:: WHAT YOU WILL DO ::
Transcribe the entries below exactly; leave every image out.

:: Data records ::
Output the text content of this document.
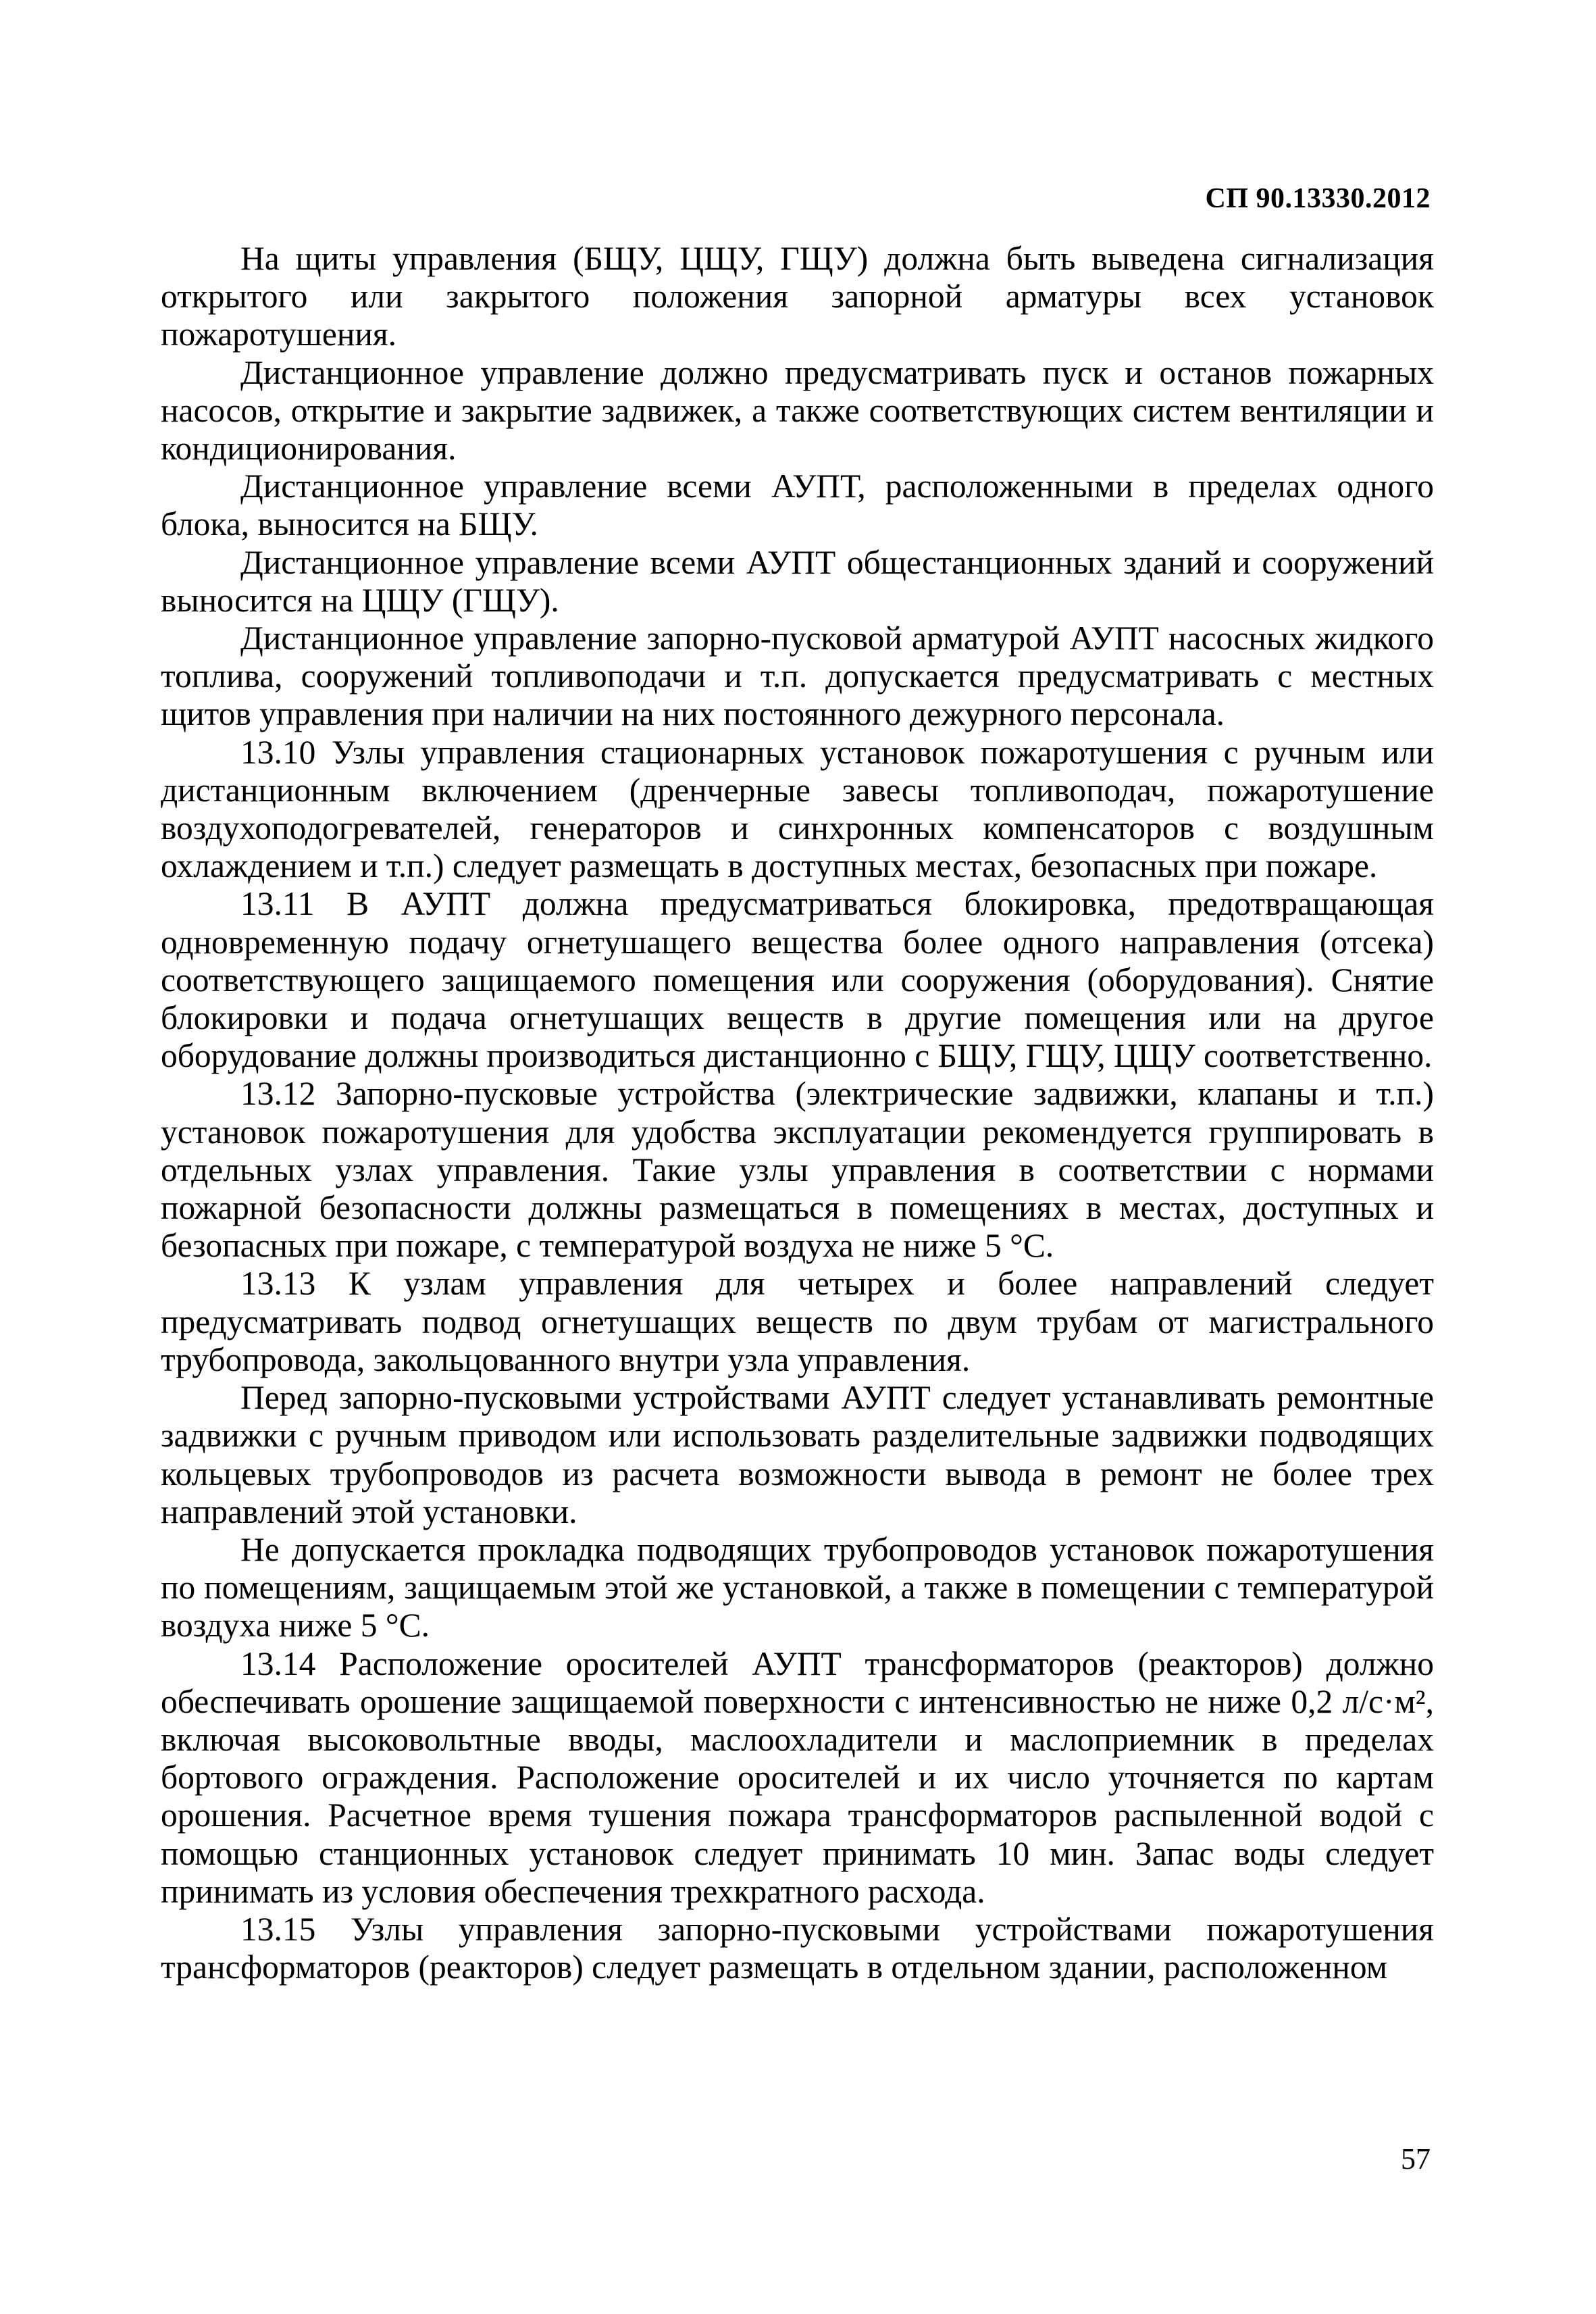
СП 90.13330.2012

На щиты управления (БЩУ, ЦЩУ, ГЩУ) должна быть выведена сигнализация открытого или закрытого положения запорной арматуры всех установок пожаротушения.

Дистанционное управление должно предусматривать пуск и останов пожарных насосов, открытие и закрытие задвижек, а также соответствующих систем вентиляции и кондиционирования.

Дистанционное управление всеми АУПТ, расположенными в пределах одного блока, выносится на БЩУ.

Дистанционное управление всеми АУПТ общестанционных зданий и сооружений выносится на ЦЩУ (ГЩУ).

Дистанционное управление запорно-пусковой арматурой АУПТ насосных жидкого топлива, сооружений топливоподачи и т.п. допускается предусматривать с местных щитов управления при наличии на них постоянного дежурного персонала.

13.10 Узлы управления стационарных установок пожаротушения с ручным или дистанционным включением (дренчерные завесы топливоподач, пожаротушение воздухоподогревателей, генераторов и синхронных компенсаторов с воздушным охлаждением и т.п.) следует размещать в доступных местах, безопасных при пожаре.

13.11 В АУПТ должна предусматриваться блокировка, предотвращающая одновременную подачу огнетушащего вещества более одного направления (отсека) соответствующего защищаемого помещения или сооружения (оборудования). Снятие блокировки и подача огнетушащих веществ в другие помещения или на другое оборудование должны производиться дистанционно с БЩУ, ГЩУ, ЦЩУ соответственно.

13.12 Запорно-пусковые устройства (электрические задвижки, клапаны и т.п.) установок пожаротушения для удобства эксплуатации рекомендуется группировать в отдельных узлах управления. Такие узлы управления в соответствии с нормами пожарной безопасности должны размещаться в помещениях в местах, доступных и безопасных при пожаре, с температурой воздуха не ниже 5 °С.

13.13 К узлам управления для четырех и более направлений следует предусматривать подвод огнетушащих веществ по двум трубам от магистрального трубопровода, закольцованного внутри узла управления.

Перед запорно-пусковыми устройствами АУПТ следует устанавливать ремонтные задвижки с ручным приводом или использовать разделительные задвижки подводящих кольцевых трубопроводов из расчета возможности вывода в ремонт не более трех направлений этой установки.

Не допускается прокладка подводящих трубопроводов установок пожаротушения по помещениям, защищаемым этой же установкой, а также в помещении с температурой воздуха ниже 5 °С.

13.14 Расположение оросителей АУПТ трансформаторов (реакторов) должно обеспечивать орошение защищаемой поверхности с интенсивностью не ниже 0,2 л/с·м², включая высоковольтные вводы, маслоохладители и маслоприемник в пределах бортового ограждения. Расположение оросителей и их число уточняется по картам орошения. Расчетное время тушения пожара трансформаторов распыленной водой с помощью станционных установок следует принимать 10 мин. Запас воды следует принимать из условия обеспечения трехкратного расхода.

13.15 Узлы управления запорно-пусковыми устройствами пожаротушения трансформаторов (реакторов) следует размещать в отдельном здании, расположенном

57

:: IN RESPONSE ::
Output the text content of this document.
СП 90.13330.2012

На щиты управления (БЩУ, ЦЩУ, ГЩУ) должна быть выведена сигнализация открытого или закрытого положения запорной арматуры всех установок пожаротушения.

Дистанционное управление должно предусматривать пуск и останов пожарных насосов, открытие и закрытие задвижек, а также соответствующих систем вентиляции и кондиционирования.

Дистанционное управление всеми АУПТ, расположенными в пределах одного блока, выносится на БЩУ.

Дистанционное управление всеми АУПТ общестанционных зданий и сооружений выносится на ЦЩУ (ГЩУ).

Дистанционное управление запорно-пусковой арматурой АУПТ насосных жидкого топлива, сооружений топливоподачи и т.п. допускается предусматривать с местных щитов управления при наличии на них постоянного дежурного персонала.

13.10 Узлы управления стационарных установок пожаротушения с ручным или дистанционным включением (дренчерные завесы топливоподач, пожаротушение воздухоподогревателей, генераторов и синхронных компенсаторов с воздушным охлаждением и т.п.) следует размещать в доступных местах, безопасных при пожаре.

13.11 В АУПТ должна предусматриваться блокировка, предотвращающая одновременную подачу огнетушащего вещества более одного направления (отсека) соответствующего защищаемого помещения или сооружения (оборудования). Снятие блокировки и подача огнетушащих веществ в другие помещения или на другое оборудование должны производиться дистанционно с БЩУ, ГЩУ, ЦЩУ соответственно.

13.12 Запорно-пусковые устройства (электрические задвижки, клапаны и т.п.) установок пожаротушения для удобства эксплуатации рекомендуется группировать в отдельных узлах управления. Такие узлы управления в соответствии с нормами пожарной безопасности должны размещаться в помещениях в местах, доступных и безопасных при пожаре, с температурой воздуха не ниже 5 °С.

13.13 К узлам управления для четырех и более направлений следует предусматривать подвод огнетушащих веществ по двум трубам от магистрального трубопровода, закольцованного внутри узла управления.

Перед запорно-пусковыми устройствами АУПТ следует устанавливать ремонтные задвижки с ручным приводом или использовать разделительные задвижки подводящих кольцевых трубопроводов из расчета возможности вывода в ремонт не более трех направлений этой установки.

Не допускается прокладка подводящих трубопроводов установок пожаротушения по помещениям, защищаемым этой же установкой, а также в помещении с температурой воздуха ниже 5 °С.

13.14 Расположение оросителей АУПТ трансформаторов (реакторов) должно обеспечивать орошение защищаемой поверхности с интенсивностью не ниже 0,2 л/с·м², включая высоковольтные вводы, маслоохладители и маслоприемник в пределах бортового ограждения. Расположение оросителей и их число уточняется по картам орошения. Расчетное время тушения пожара трансформаторов распыленной водой с помощью станционных установок следует принимать 10 мин. Запас воды следует принимать из условия обеспечения трехкратного расхода.

13.15 Узлы управления запорно-пусковыми устройствами пожаротушения трансформаторов (реакторов) следует размещать в отдельном здании, расположенном

57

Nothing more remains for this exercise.